PROBLEM STATEMENT: Pull out every line of the entries below that contains the string "MonthsAgo", and copy each one unchanged.

Excerpts from a layout annotation set:
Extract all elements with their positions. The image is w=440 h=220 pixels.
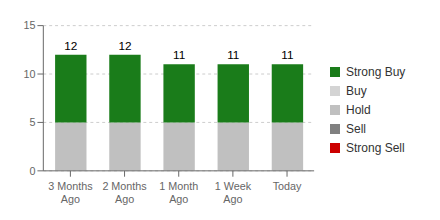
svg-text:12: 12 bbox=[64, 39, 77, 52]
html-text:Strong Sell: Strong Sell bbox=[346, 141, 405, 155]
svg-text:5: 5 bbox=[29, 116, 35, 128]
html-text:Hold: Hold bbox=[346, 103, 371, 117]
svg-text:10: 10 bbox=[23, 68, 35, 80]
svg-text:15: 15 bbox=[23, 19, 35, 31]
svg-text:11: 11 bbox=[281, 48, 293, 61]
svg-text:1 WeekAgo: 1 WeekAgo bbox=[215, 180, 252, 205]
svg-text:3 MonthsAgo: 3 MonthsAgo bbox=[48, 180, 92, 205]
svg-text:1 MonthAgo: 1 MonthAgo bbox=[159, 180, 198, 205]
svg-text:2 MonthsAgo: 2 MonthsAgo bbox=[102, 180, 146, 205]
svg-text:11: 11 bbox=[227, 48, 239, 61]
html-text:Strong Buy: Strong Buy bbox=[346, 65, 406, 79]
svg-text:11: 11 bbox=[173, 48, 185, 61]
svg-text:12: 12 bbox=[118, 39, 131, 52]
svg-text:Today: Today bbox=[273, 180, 302, 192]
html-text:Sell: Sell bbox=[346, 122, 366, 136]
html-text:Buy: Buy bbox=[346, 84, 367, 98]
svg-text:0: 0 bbox=[29, 165, 35, 177]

ANSWER TO THIS TASK:
svg-text:3 MonthsAgo: 3 MonthsAgo bbox=[48, 180, 92, 205]
svg-text:2 MonthsAgo: 2 MonthsAgo bbox=[102, 180, 146, 205]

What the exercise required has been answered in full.